- _The exercise_
Copy each line containing the word "Manage" from the records that follow, please.

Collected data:
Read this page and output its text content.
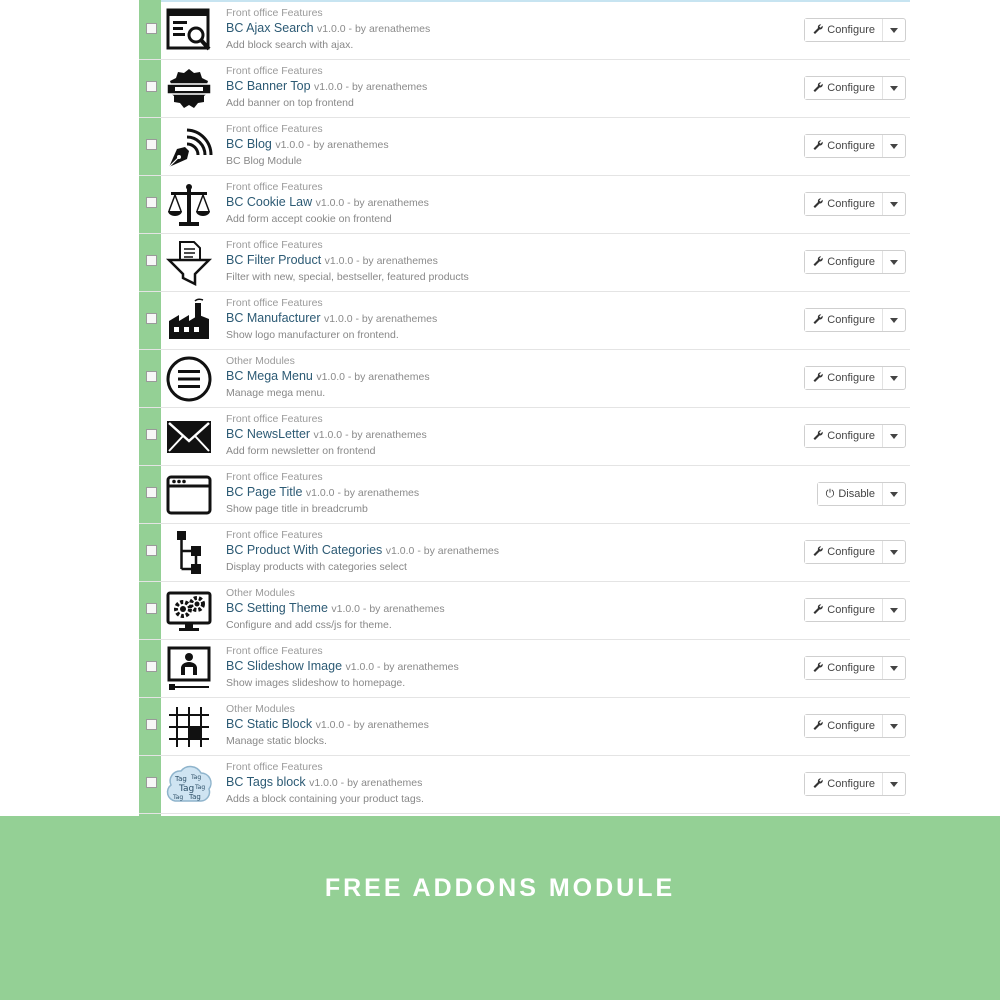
Front office Features
BC Ajax Search v1.0.0 - by arenathemes
Add block search with ajax.
Configure
Front office Features
BC Banner Top v1.0.0 - by arenathemes
Add banner on top frontend
Configure
Front office Features
BC Blog v1.0.0 - by arenathemes
BC Blog Module
Configure
Front office Features
BC Cookie Law v1.0.0 - by arenathemes
Add form accept cookie on frontend
Configure
Front office Features
BC Filter Product v1.0.0 - by arenathemes
Filter with new, special, bestseller, featured products
Configure
Front office Features
BC Manufacturer v1.0.0 - by arenathemes
Show logo manufacturer on frontend.
Configure
Other Modules
BC Mega Menu v1.0.0 - by arenathemes
Manage mega menu.
Configure
Front office Features
BC NewsLetter v1.0.0 - by arenathemes
Add form newsletter on frontend
Configure
Front office Features
BC Page Title v1.0.0 - by arenathemes
Show page title in breadcrumb
⏻ Disable
Front office Features
BC Product With Categories v1.0.0 - by arenathemes
Display products with categories select
Configure
Other Modules
BC Setting Theme v1.0.0 - by arenathemes
Configure and add css/js for theme.
Configure
Front office Features
BC Slideshow Image v1.0.0 - by arenathemes
Show images slideshow to homepage.
Configure
Other Modules
BC Static Block v1.0.0 - by arenathemes
Manage static blocks.
Configure
Tag Tag
Tag Tag
Tag Tag
Front office Features
BC Tags block v1.0.0 - by arenathemes
Adds a block containing your product tags.
Configure
FREE ADDONS MODULE
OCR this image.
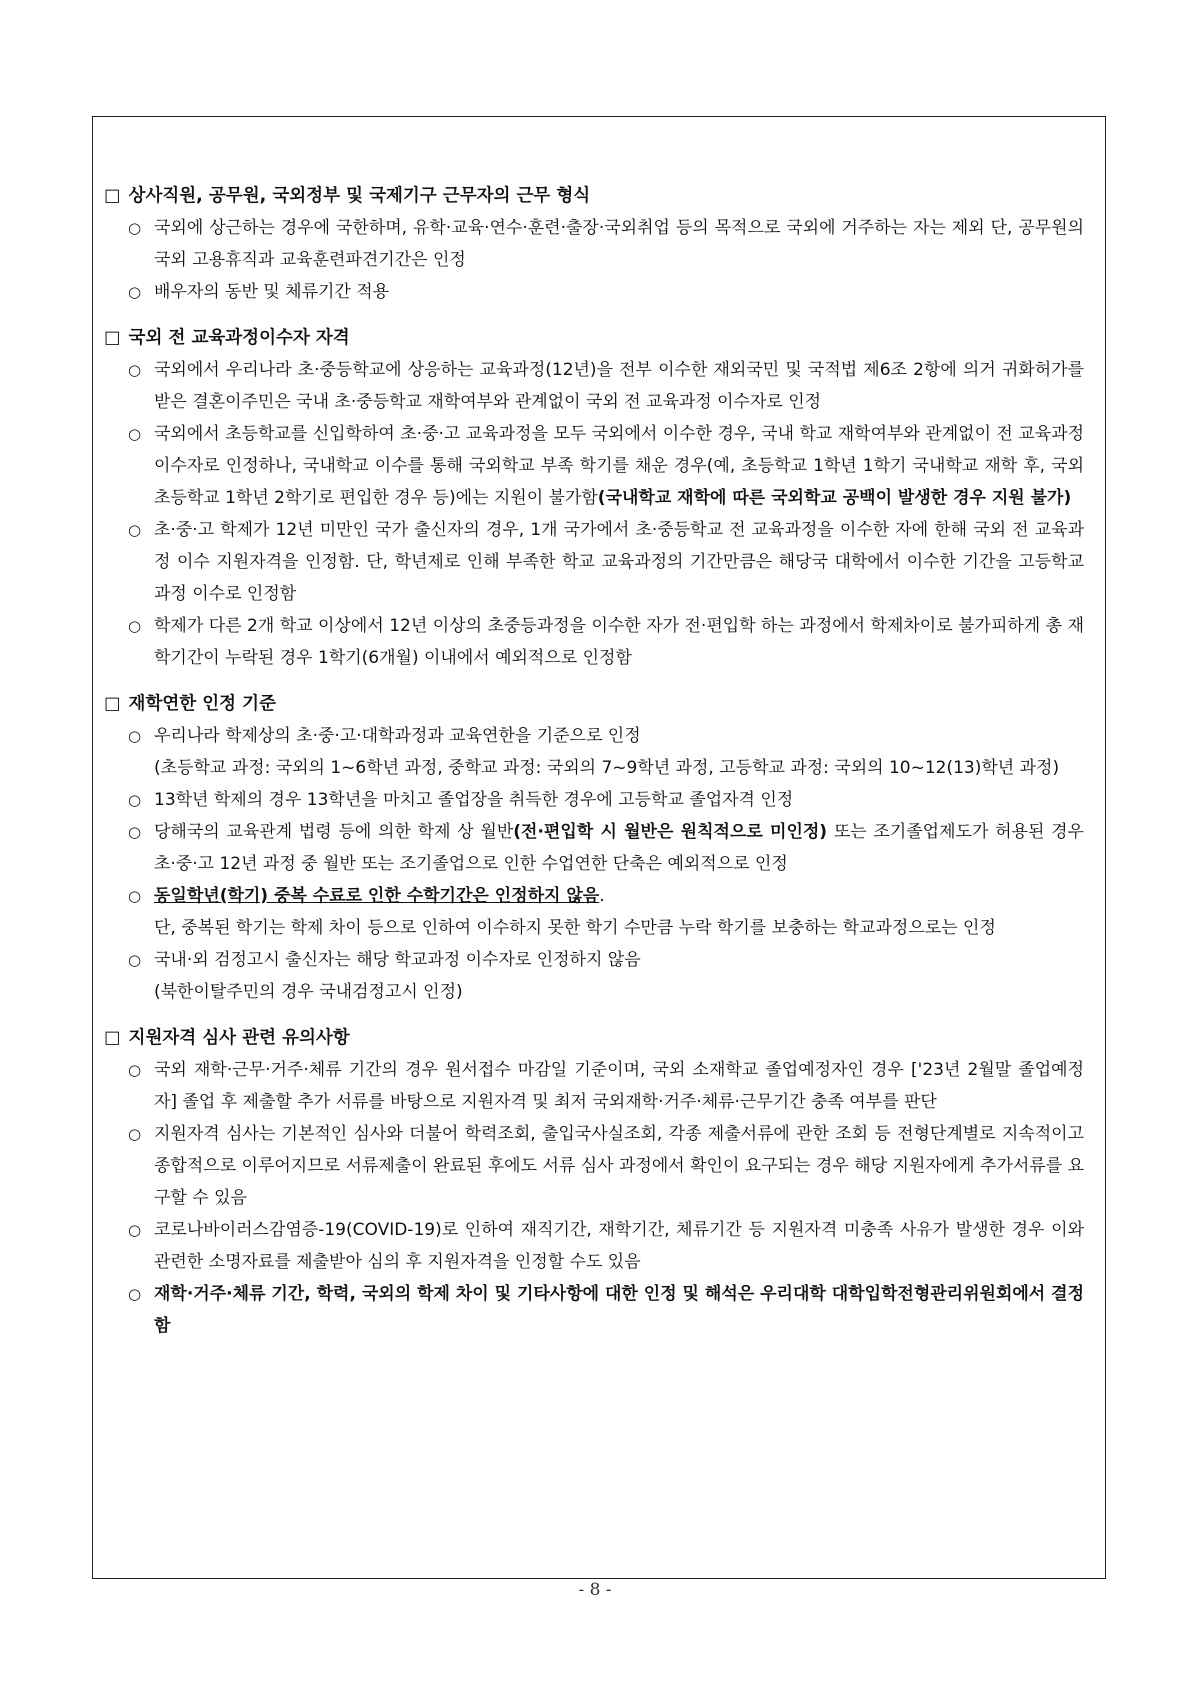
□ 상사직원, 공무원, 국외정부 및 국제기구 근무자의 근무 형식

○ 국외에 상근하는 경우에 국한하며, 유학·교육·연수·훈련·출장·국외취업 등의 목적으로 국외에 거주하는 자는 제외 단, 공무원의 국외 고용휴직과 교육훈련파견기간은 인정

○ 배우자의 동반 및 체류기간 적용

□ 국외 전 교육과정이수자 자격

○ 국외에서 우리나라 초·중등학교에 상응하는 교육과정(12년)을 전부 이수한 재외국민 및 국적법 제6조 2항에 의거 귀화허가를 받은 결혼이주민은 국내 초·중등학교 재학여부와 관계없이 국외 전 교육과정 이수자로 인정

○ 국외에서 초등학교를 신입학하여 초·중·고 교육과정을 모두 국외에서 이수한 경우, 국내 학교 재학여부와 관계없이 전 교육과정 이수자로 인정하나, 국내학교 이수를 통해 국외학교 부족 학기를 채운 경우(예, 초등학교 1학년 1학기 국내학교 재학 후, 국외 초등학교 1학년 2학기로 편입한 경우 등)에는 지원이 불가함(국내학교 재학에 따른 국외학교 공백이 발생한 경우 지원 불가)

○ 초·중·고 학제가 12년 미만인 국가 출신자의 경우, 1개 국가에서 초·중등학교 전 교육과정을 이수한 자에 한해 국외 전 교육과정 이수 지원자격을 인정함. 단, 학년제로 인해 부족한 학교 교육과정의 기간만큼은 해당국 대학에서 이수한 기간을 고등학교 과정 이수로 인정함

○ 학제가 다른 2개 학교 이상에서 12년 이상의 초중등과정을 이수한 자가 전·편입학 하는 과정에서 학제차이로 불가피하게 총 재학기간이 누락된 경우 1학기(6개월) 이내에서 예외적으로 인정함

□ 재학연한 인정 기준

○ 우리나라 학제상의 초·중·고·대학과정과 교육연한을 기준으로 인정

(초등학교 과정: 국외의 1~6학년 과정, 중학교 과정: 국외의 7~9학년 과정, 고등학교 과정: 국외의 10~12(13)학년 과정)

○ 13학년 학제의 경우 13학년을 마치고 졸업장을 취득한 경우에 고등학교 졸업자격 인정

○ 당해국의 교육관계 법령 등에 의한 학제 상 월반(전·편입학 시 월반은 원칙적으로 미인정) 또는 조기졸업제도가 허용된 경우 초·중·고 12년 과정 중 월반 또는 조기졸업으로 인한 수업연한 단축은 예외적으로 인정

○ 동일학년(학기) 중복 수료로 인한 수학기간은 인정하지 않음.

단, 중복된 학기는 학제 차이 등으로 인하여 이수하지 못한 학기 수만큼 누락 학기를 보충하는 학교과정으로는 인정

○ 국내·외 검정고시 출신자는 해당 학교과정 이수자로 인정하지 않음

(북한이탈주민의 경우 국내검정고시 인정)

□ 지원자격 심사 관련 유의사항

○ 국외 재학·근무·거주·체류 기간의 경우 원서접수 마감일 기준이며, 국외 소재학교 졸업예정자인 경우 ['23년 2월말 졸업예정자] 졸업 후 제출할 추가 서류를 바탕으로 지원자격 및 최저 국외재학·거주·체류·근무기간 충족 여부를 판단

○ 지원자격 심사는 기본적인 심사와 더불어 학력조회, 출입국사실조회, 각종 제출서류에 관한 조회 등 전형단계별로 지속적이고 종합적으로 이루어지므로 서류제출이 완료된 후에도 서류 심사 과정에서 확인이 요구되는 경우 해당 지원자에게 추가서류를 요구할 수 있음

○ 코로나바이러스감염증-19(COVID-19)로 인하여 재직기간, 재학기간, 체류기간 등 지원자격 미충족 사유가 발생한 경우 이와 관련한 소명자료를 제출받아 심의 후 지원자격을 인정할 수도 있음

○ 재학·거주·체류 기간, 학력, 국외의 학제 차이 및 기타사항에 대한 인정 및 해석은 우리대학 대학입학전형관리위원회에서 결정함

- 8 -
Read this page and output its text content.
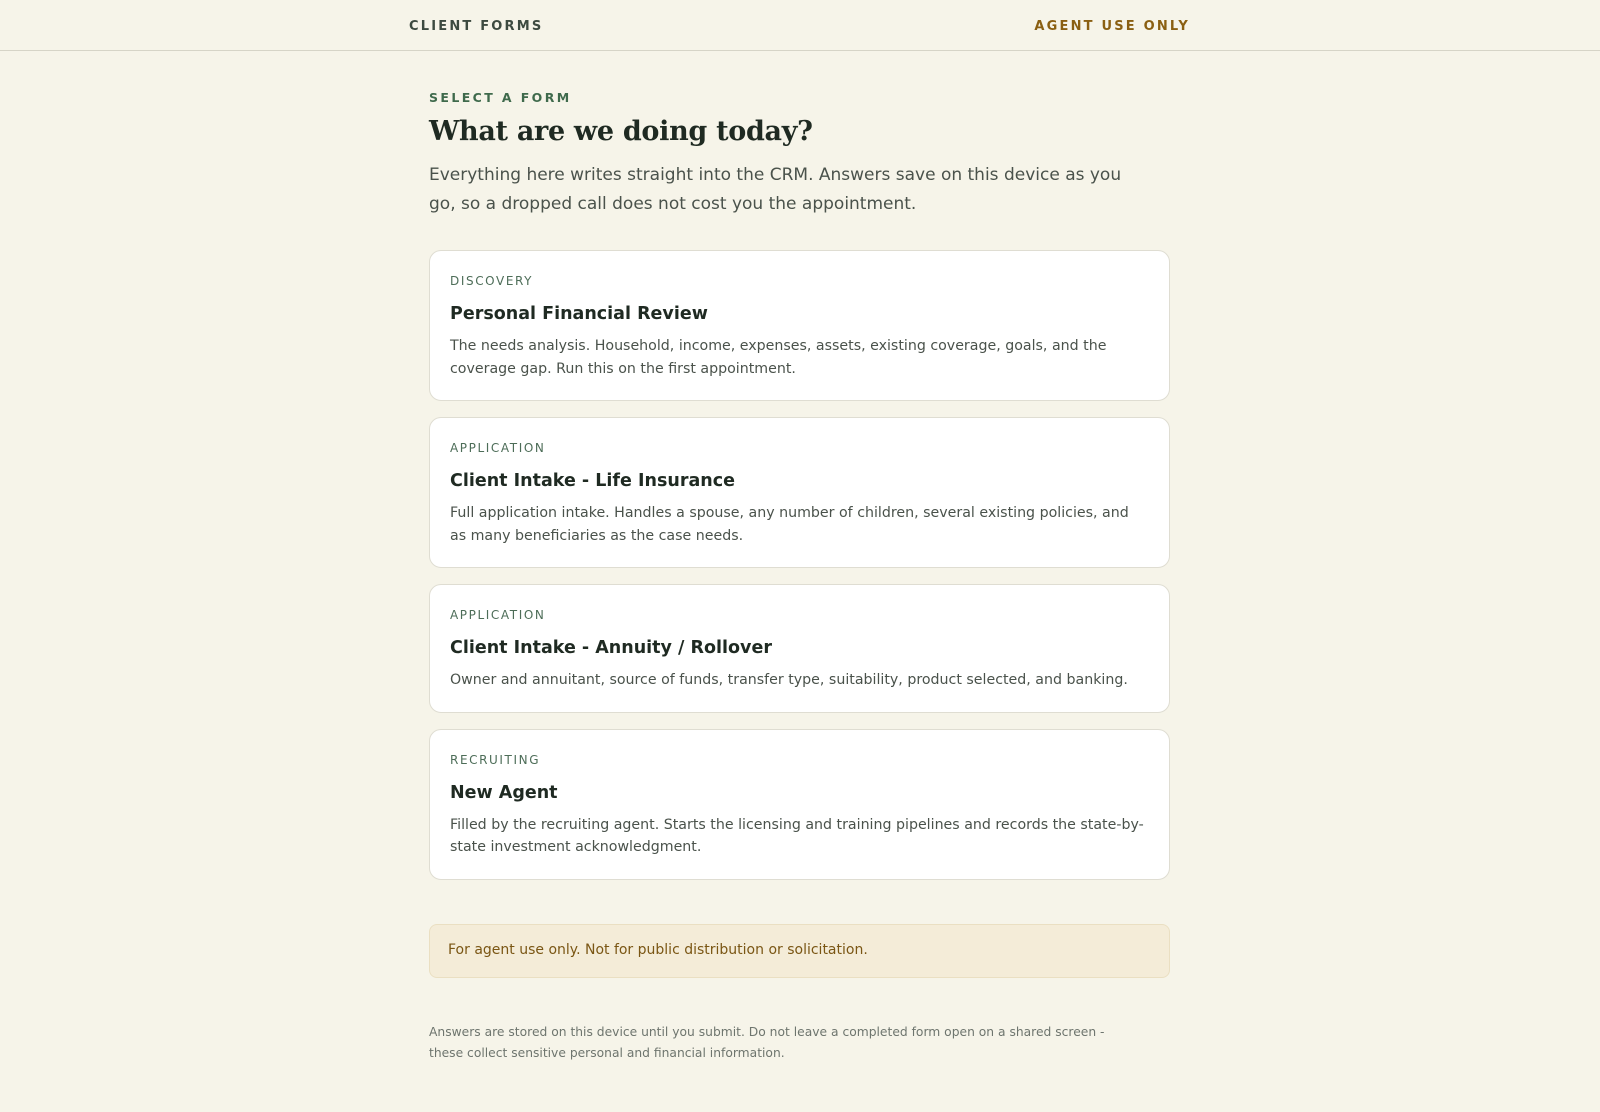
CLIENT FORMS	AGENT USE ONLY
SELECT A FORM
What are we doing today?
Everything here writes straight into the CRM. Answers save on this device as you go, so a dropped call does not cost you the appointment.
DISCOVERY
Personal Financial Review
The needs analysis. Household, income, expenses, assets, existing coverage, goals, and the coverage gap. Run this on the first appointment.
APPLICATION
Client Intake - Life Insurance
Full application intake. Handles a spouse, any number of children, several existing policies, and as many beneficiaries as the case needs.
APPLICATION
Client Intake - Annuity / Rollover
Owner and annuitant, source of funds, transfer type, suitability, product selected, and banking.
RECRUITING
New Agent
Filled by the recruiting agent. Starts the licensing and training pipelines and records the state-by-state investment acknowledgment.
For agent use only. Not for public distribution or solicitation.
Answers are stored on this device until you submit. Do not leave a completed form open on a shared screen - these collect sensitive personal and financial information.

- _Task output_
Manage mega menu.
Manage static blocks.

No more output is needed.